** start of Supplied entries **

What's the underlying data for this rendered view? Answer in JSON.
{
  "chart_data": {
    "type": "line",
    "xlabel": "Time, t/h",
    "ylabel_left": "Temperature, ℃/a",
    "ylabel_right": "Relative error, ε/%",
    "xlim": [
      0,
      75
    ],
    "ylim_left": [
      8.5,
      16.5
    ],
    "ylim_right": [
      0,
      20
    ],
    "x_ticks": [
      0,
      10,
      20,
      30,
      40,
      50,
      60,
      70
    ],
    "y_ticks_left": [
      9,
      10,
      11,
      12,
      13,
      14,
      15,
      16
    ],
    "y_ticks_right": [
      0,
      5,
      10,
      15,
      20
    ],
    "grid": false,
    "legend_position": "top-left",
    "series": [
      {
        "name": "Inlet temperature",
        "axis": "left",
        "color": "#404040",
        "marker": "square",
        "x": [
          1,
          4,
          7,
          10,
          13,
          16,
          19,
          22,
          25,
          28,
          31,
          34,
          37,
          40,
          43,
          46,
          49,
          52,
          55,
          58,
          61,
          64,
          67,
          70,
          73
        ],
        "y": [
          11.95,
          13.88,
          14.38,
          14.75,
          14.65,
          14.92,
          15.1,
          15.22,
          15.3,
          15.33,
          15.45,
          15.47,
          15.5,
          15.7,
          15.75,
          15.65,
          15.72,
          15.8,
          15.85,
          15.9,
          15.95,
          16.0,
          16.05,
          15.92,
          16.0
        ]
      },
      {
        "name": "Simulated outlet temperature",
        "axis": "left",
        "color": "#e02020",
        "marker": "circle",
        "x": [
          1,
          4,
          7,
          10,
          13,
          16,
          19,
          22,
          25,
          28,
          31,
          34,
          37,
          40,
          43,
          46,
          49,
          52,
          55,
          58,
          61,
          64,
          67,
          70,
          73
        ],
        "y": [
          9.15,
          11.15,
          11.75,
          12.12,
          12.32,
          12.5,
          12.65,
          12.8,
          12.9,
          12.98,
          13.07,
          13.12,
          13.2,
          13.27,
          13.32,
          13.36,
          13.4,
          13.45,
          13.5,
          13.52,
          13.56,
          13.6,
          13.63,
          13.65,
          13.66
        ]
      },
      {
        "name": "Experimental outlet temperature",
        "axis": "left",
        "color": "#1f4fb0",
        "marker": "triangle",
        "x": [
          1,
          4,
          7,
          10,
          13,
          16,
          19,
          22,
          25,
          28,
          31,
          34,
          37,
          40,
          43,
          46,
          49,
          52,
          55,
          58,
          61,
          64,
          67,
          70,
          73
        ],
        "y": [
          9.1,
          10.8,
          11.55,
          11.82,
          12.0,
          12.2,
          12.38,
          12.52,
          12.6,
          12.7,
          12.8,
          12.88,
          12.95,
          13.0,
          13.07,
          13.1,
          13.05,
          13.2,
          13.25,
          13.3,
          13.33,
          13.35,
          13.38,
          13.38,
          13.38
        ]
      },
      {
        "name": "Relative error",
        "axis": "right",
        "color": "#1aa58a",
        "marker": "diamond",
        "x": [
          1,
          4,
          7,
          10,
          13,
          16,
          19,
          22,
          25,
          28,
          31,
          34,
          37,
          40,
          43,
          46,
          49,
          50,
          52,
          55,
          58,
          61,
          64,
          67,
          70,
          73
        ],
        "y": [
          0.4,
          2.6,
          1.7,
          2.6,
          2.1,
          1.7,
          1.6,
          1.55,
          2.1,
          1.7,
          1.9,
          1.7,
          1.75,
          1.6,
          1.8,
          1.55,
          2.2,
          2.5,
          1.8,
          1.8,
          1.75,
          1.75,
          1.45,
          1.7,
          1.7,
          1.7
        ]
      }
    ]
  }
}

** end of Supplied entries **

- Requirement
The records above should be duplicated in full, exactly as given.

- Solution to the problem
What's the underlying data for this rendered view? Answer in JSON.
{
  "chart_data": {
    "type": "line",
    "xlabel": "Time, t/h",
    "ylabel_left": "Temperature, ℃/a",
    "ylabel_right": "Relative error, ε/%",
    "xlim": [
      0,
      75
    ],
    "ylim_left": [
      8.5,
      16.5
    ],
    "ylim_right": [
      0,
      20
    ],
    "x_ticks": [
      0,
      10,
      20,
      30,
      40,
      50,
      60,
      70
    ],
    "y_ticks_left": [
      9,
      10,
      11,
      12,
      13,
      14,
      15,
      16
    ],
    "y_ticks_right": [
      0,
      5,
      10,
      15,
      20
    ],
    "grid": false,
    "legend_position": "top-left",
    "series": [
      {
        "name": "Inlet temperature",
        "axis": "left",
        "color": "#404040",
        "marker": "square",
        "x": [
          1,
          4,
          7,
          10,
          13,
          16,
          19,
          22,
          25,
          28,
          31,
          34,
          37,
          40,
          43,
          46,
          49,
          52,
          55,
          58,
          61,
          64,
          67,
          70,
          73
        ],
        "y": [
          11.95,
          13.88,
          14.38,
          14.75,
          14.65,
          14.92,
          15.1,
          15.22,
          15.3,
          15.33,
          15.45,
          15.47,
          15.5,
          15.7,
          15.75,
          15.65,
          15.72,
          15.8,
          15.85,
          15.9,
          15.95,
          16.0,
          16.05,
          15.92,
          16.0
        ]
      },
      {
        "name": "Simulated outlet temperature",
        "axis": "left",
        "color": "#e02020",
        "marker": "circle",
        "x": [
          1,
          4,
          7,
          10,
          13,
          16,
          19,
          22,
          25,
          28,
          31,
          34,
          37,
          40,
          43,
          46,
          49,
          52,
          55,
          58,
          61,
          64,
          67,
          70,
          73
        ],
        "y": [
          9.15,
          11.15,
          11.75,
          12.12,
          12.32,
          12.5,
          12.65,
          12.8,
          12.9,
          12.98,
          13.07,
          13.12,
          13.2,
          13.27,
          13.32,
          13.36,
          13.4,
          13.45,
          13.5,
          13.52,
          13.56,
          13.6,
          13.63,
          13.65,
          13.66
        ]
      },
      {
        "name": "Experimental outlet temperature",
        "axis": "left",
        "color": "#1f4fb0",
        "marker": "triangle",
        "x": [
          1,
          4,
          7,
          10,
          13,
          16,
          19,
          22,
          25,
          28,
          31,
          34,
          37,
          40,
          43,
          46,
          49,
          52,
          55,
          58,
          61,
          64,
          67,
          70,
          73
        ],
        "y": [
          9.1,
          10.8,
          11.55,
          11.82,
          12.0,
          12.2,
          12.38,
          12.52,
          12.6,
          12.7,
          12.8,
          12.88,
          12.95,
          13.0,
          13.07,
          13.1,
          13.05,
          13.2,
          13.25,
          13.3,
          13.33,
          13.35,
          13.38,
          13.38,
          13.38
        ]
      },
      {
        "name": "Relative error",
        "axis": "right",
        "color": "#1aa58a",
        "marker": "diamond",
        "x": [
          1,
          4,
          7,
          10,
          13,
          16,
          19,
          22,
          25,
          28,
          31,
          34,
          37,
          40,
          43,
          46,
          49,
          50,
          52,
          55,
          58,
          61,
          64,
          67,
          70,
          73
        ],
        "y": [
          0.4,
          2.6,
          1.7,
          2.6,
          2.1,
          1.7,
          1.6,
          1.55,
          2.1,
          1.7,
          1.9,
          1.7,
          1.75,
          1.6,
          1.8,
          1.55,
          2.2,
          2.5,
          1.8,
          1.8,
          1.75,
          1.75,
          1.45,
          1.7,
          1.7,
          1.7
        ]
      }
    ]
  }
}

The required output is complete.